(Task objective): Every line of the material that follows must be printed again exactly.
──────── Record set ────────
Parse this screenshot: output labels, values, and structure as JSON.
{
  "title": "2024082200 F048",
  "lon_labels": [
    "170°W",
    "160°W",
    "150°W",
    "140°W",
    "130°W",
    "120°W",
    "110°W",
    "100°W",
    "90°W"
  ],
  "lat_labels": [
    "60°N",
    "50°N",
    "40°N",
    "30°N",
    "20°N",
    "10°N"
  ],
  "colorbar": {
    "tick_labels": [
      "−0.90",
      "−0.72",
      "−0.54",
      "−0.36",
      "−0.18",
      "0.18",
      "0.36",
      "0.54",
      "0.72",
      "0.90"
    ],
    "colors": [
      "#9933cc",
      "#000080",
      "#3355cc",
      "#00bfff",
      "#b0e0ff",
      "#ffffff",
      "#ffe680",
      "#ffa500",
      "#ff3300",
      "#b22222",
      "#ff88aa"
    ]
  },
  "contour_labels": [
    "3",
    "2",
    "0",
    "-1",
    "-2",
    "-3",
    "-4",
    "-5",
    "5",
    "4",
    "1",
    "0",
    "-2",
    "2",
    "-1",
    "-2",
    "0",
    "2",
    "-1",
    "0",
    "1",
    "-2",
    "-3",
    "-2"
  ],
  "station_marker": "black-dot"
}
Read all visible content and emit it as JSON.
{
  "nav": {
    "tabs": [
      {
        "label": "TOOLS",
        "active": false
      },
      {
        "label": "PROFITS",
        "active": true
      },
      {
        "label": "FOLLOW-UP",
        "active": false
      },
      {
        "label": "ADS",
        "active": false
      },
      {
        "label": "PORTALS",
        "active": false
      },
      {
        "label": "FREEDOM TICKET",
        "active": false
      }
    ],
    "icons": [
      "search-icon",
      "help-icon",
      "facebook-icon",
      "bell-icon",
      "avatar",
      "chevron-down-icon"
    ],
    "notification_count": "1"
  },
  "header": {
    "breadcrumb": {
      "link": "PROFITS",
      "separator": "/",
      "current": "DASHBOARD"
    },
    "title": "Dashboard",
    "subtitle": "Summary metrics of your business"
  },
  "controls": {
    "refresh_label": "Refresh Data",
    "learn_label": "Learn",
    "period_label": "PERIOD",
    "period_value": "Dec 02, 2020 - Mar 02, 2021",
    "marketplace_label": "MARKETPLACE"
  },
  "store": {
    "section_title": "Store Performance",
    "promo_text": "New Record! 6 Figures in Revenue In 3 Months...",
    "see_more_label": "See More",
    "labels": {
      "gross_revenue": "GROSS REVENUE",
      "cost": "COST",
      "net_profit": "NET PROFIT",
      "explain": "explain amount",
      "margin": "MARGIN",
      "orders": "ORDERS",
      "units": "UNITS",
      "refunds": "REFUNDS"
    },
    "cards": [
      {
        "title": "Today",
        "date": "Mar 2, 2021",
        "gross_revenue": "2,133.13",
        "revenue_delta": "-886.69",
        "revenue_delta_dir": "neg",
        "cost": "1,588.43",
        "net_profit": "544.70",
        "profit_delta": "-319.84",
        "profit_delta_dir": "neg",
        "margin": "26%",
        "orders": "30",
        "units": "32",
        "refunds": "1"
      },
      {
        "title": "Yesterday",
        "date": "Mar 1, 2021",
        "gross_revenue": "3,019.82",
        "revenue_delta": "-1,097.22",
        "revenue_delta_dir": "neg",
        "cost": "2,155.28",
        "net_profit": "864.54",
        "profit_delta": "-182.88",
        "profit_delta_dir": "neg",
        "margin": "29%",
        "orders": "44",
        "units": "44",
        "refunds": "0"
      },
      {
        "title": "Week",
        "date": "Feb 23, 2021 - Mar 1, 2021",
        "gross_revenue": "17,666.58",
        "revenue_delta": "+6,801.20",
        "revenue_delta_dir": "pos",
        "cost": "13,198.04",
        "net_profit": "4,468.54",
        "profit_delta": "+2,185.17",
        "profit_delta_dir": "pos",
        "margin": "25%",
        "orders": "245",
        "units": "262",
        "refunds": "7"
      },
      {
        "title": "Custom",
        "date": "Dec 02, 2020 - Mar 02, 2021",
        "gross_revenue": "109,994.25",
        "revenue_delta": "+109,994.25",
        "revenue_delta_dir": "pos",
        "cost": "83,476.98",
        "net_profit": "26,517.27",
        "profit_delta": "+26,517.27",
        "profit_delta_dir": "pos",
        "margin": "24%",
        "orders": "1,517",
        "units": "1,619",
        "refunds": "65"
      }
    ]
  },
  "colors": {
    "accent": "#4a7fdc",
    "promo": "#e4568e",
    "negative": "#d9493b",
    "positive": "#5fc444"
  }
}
────────
(In response):
Parse this screenshot: output labels, values, and structure as JSON.
{
  "title": "2024082200 F048",
  "lon_labels": [
    "170°W",
    "160°W",
    "150°W",
    "140°W",
    "130°W",
    "120°W",
    "110°W",
    "100°W",
    "90°W"
  ],
  "lat_labels": [
    "60°N",
    "50°N",
    "40°N",
    "30°N",
    "20°N",
    "10°N"
  ],
  "colorbar": {
    "tick_labels": [
      "−0.90",
      "−0.72",
      "−0.54",
      "−0.36",
      "−0.18",
      "0.18",
      "0.36",
      "0.54",
      "0.72",
      "0.90"
    ],
    "colors": [
      "#9933cc",
      "#000080",
      "#3355cc",
      "#00bfff",
      "#b0e0ff",
      "#ffffff",
      "#ffe680",
      "#ffa500",
      "#ff3300",
      "#b22222",
      "#ff88aa"
    ]
  },
  "contour_labels": [
    "3",
    "2",
    "0",
    "-1",
    "-2",
    "-3",
    "-4",
    "-5",
    "5",
    "4",
    "1",
    "0",
    "-2",
    "2",
    "-1",
    "-2",
    "0",
    "2",
    "-1",
    "0",
    "1",
    "-2",
    "-3",
    "-2"
  ],
  "station_marker": "black-dot"
}
Read all visible content and emit it as JSON.
{
  "nav": {
    "tabs": [
      {
        "label": "TOOLS",
        "active": false
      },
      {
        "label": "PROFITS",
        "active": true
      },
      {
        "label": "FOLLOW-UP",
        "active": false
      },
      {
        "label": "ADS",
        "active": false
      },
      {
        "label": "PORTALS",
        "active": false
      },
      {
        "label": "FREEDOM TICKET",
        "active": false
      }
    ],
    "icons": [
      "search-icon",
      "help-icon",
      "facebook-icon",
      "bell-icon",
      "avatar",
      "chevron-down-icon"
    ],
    "notification_count": "1"
  },
  "header": {
    "breadcrumb": {
      "link": "PROFITS",
      "separator": "/",
      "current": "DASHBOARD"
    },
    "title": "Dashboard",
    "subtitle": "Summary metrics of your business"
  },
  "controls": {
    "refresh_label": "Refresh Data",
    "learn_label": "Learn",
    "period_label": "PERIOD",
    "period_value": "Dec 02, 2020 - Mar 02, 2021",
    "marketplace_label": "MARKETPLACE"
  },
  "store": {
    "section_title": "Store Performance",
    "promo_text": "New Record! 6 Figures in Revenue In 3 Months...",
    "see_more_label": "See More",
    "labels": {
      "gross_revenue": "GROSS REVENUE",
      "cost": "COST",
      "net_profit": "NET PROFIT",
      "explain": "explain amount",
      "margin": "MARGIN",
      "orders": "ORDERS",
      "units": "UNITS",
      "refunds": "REFUNDS"
    },
    "cards": [
      {
        "title": "Today",
        "date": "Mar 2, 2021",
        "gross_revenue": "2,133.13",
        "revenue_delta": "-886.69",
        "revenue_delta_dir": "neg",
        "cost": "1,588.43",
        "net_profit": "544.70",
        "profit_delta": "-319.84",
        "profit_delta_dir": "neg",
        "margin": "26%",
        "orders": "30",
        "units": "32",
        "refunds": "1"
      },
      {
        "title": "Yesterday",
        "date": "Mar 1, 2021",
        "gross_revenue": "3,019.82",
        "revenue_delta": "-1,097.22",
        "revenue_delta_dir": "neg",
        "cost": "2,155.28",
        "net_profit": "864.54",
        "profit_delta": "-182.88",
        "profit_delta_dir": "neg",
        "margin": "29%",
        "orders": "44",
        "units": "44",
        "refunds": "0"
      },
      {
        "title": "Week",
        "date": "Feb 23, 2021 - Mar 1, 2021",
        "gross_revenue": "17,666.58",
        "revenue_delta": "+6,801.20",
        "revenue_delta_dir": "pos",
        "cost": "13,198.04",
        "net_profit": "4,468.54",
        "profit_delta": "+2,185.17",
        "profit_delta_dir": "pos",
        "margin": "25%",
        "orders": "245",
        "units": "262",
        "refunds": "7"
      },
      {
        "title": "Custom",
        "date": "Dec 02, 2020 - Mar 02, 2021",
        "gross_revenue": "109,994.25",
        "revenue_delta": "+109,994.25",
        "revenue_delta_dir": "pos",
        "cost": "83,476.98",
        "net_profit": "26,517.27",
        "profit_delta": "+26,517.27",
        "profit_delta_dir": "pos",
        "margin": "24%",
        "orders": "1,517",
        "units": "1,619",
        "refunds": "65"
      }
    ]
  },
  "colors": {
    "accent": "#4a7fdc",
    "promo": "#e4568e",
    "negative": "#d9493b",
    "positive": "#5fc444"
  }
}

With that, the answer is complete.